**Given exercise 1:**
Write out the entries below verbatim, from their first line through the line containing "dialog-close-button[interactable] (751, 311, 775, 335)", leaving out the pictures.

**Text:**
_____
2010-11-10 Thread Volokh, Eugene
   Well, it's not my view of standing - it's the Catholic Charities 
minority's.  The five judges thought that San Franciscans didn't have standing 
to challenge the resolution simply on the theory that it allegedly conveyed a 
message of hostility to their religion, or made them feel like outsiders.  That 
strikes me as quite hard to distinguish from the message-of-hostility claim in 
the Oklahoma litigation; likewise, that Oklahoma claim strikes me as hard to 
support under any of the circuit cases on standing in such cases, other than 
the Catholic Charities majority.

   Now it's true that the Catholic Charities minority thought that 
the parties who are personally the subjects of the resolution, such as 
Cardinal Levada, Archbishop Niederauer, and Catholic Charities, could 
demonstrate cognizable harm, presumably because there was something 
particularized as to them in the resolution.  Maybe the minority was mistaken 
on this - maybe under the logic of the opinion, the result should be the same 
as to both rank-and-file Catholics and the Cardinal, Archbishop, and Catholic 
Charities.  But given the minority's distinction, it seems to me that 
rank-and-file Muslims in Oklahoma are much closer to rank-and-file Catholics in 
San Francisco than to the people and organization specifically named in the San 
Francisco resolution.
_____
**Dataset extract:**
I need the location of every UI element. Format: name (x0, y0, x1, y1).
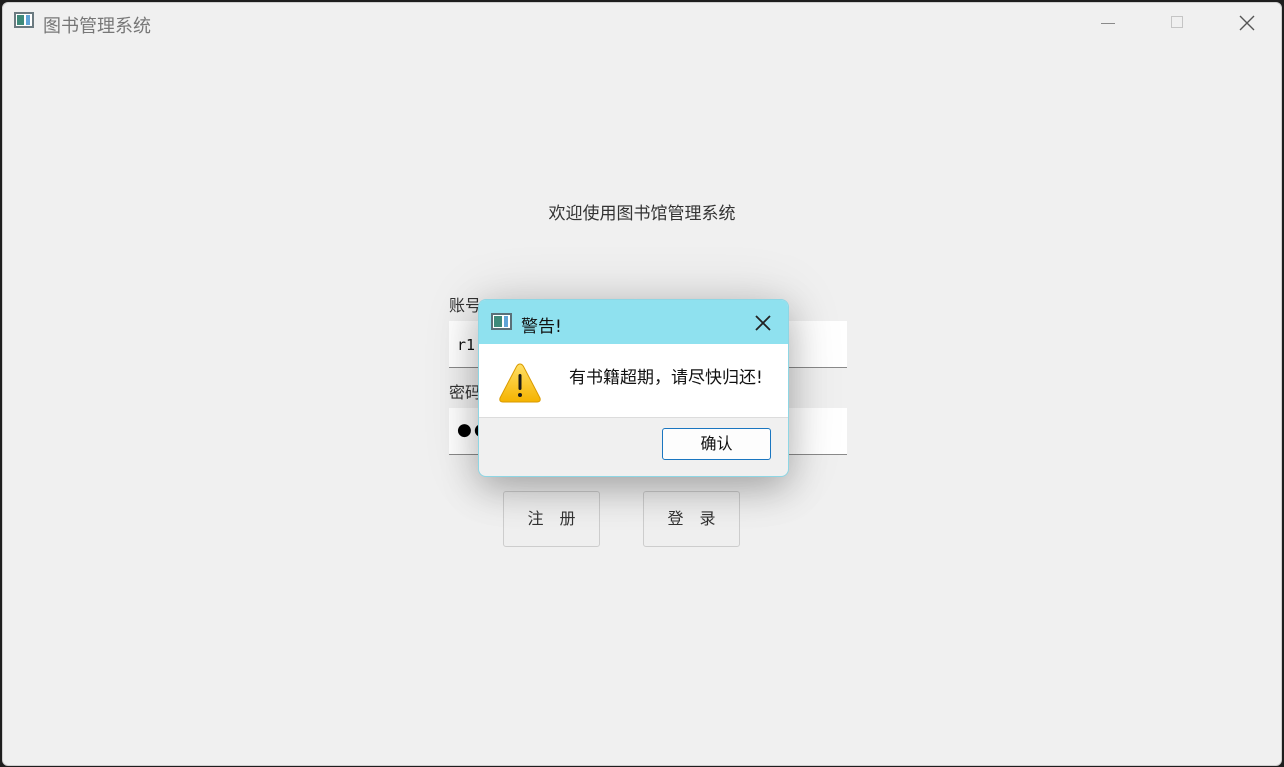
welcome-heading: 欢迎使用图书馆管理系统 (548, 204, 736, 224)
warning-dialog: 警告! 有书籍超期，请尽快归还! 确认 (478, 299, 789, 477)
dialog-message: 有书籍超期，请尽快归还! (569, 368, 763, 388)
dialog-body: 有书籍超期，请尽快归还! (479, 344, 788, 418)
password-label: 密码 (449, 383, 482, 402)
register-button[interactable]: 注 册 (503, 491, 600, 547)
dialog-close-button[interactable] (751, 311, 775, 335)
dialog-title-bar[interactable]: 警告! (479, 300, 788, 344)
close-icon (1239, 15, 1255, 31)
window-title: 图书管理系统 (43, 16, 151, 37)
maximize-button[interactable] (1143, 3, 1213, 43)
minimize-icon (1101, 23, 1115, 24)
ok-button[interactable]: 确认 (662, 428, 771, 460)
account-label: 账号 (449, 296, 482, 315)
close-button[interactable] (1211, 3, 1281, 43)
warning-icon (499, 363, 541, 403)
close-icon (755, 315, 771, 331)
minimize-button[interactable] (1073, 3, 1143, 43)
title-bar[interactable]: 图书管理系统 (3, 3, 1281, 43)
app-icon (14, 12, 34, 28)
account-value: r1 (457, 336, 476, 354)
dialog-title: 警告! (521, 317, 562, 337)
login-button[interactable]: 登 录 (643, 491, 740, 547)
dialog-app-icon (491, 313, 512, 330)
maximize-icon (1171, 16, 1183, 28)
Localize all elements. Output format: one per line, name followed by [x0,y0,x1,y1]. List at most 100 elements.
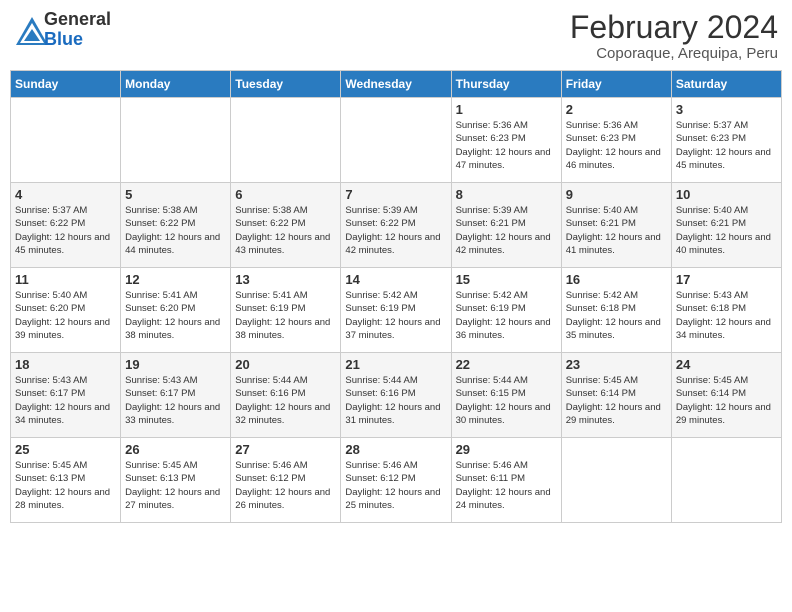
_____
**Given exercise 2:**
Reproduce the stretch of the message on standing from "Now it's true" through "Francisco resolution." word for word.

**Full response 1:**
I need the location of every UI element. Format: name (x0, y0, x1, y1).
welcome-heading: 欢迎使用图书馆管理系统 (548, 204, 736, 224)
warning-dialog: 警告! 有书籍超期，请尽快归还! 确认 (478, 299, 789, 477)
dialog-message: 有书籍超期，请尽快归还! (569, 368, 763, 388)
dialog-body: 有书籍超期，请尽快归还! (479, 344, 788, 418)
password-label: 密码 (449, 383, 482, 402)
register-button[interactable]: 注 册 (503, 491, 600, 547)
dialog-close-button[interactable] (751, 311, 775, 335)

**Full response 2:**
Now it's true that the Catholic Charities minority thought that 
the parties who are personally the subjects of the resolution, such as 
Cardinal Levada, Archbishop Niederauer, and Catholic Charities, could 
demonstrate cognizable harm, presumably because there was something 
particularized as to them in the resolution.  Maybe the minority was mistaken 
on this - maybe under the logic of the opinion, the result should be the same 
as to both rank-and-file Catholics and the Cardinal, Archbishop, and Catholic 
Charities.  But given the minority's distinction, it seems to me that 
rank-and-file Muslims in Oklahoma are much closer to rank-and-file Catholics in 
San Francisco than to the people and organization specifically named in the San 
Francisco resolution.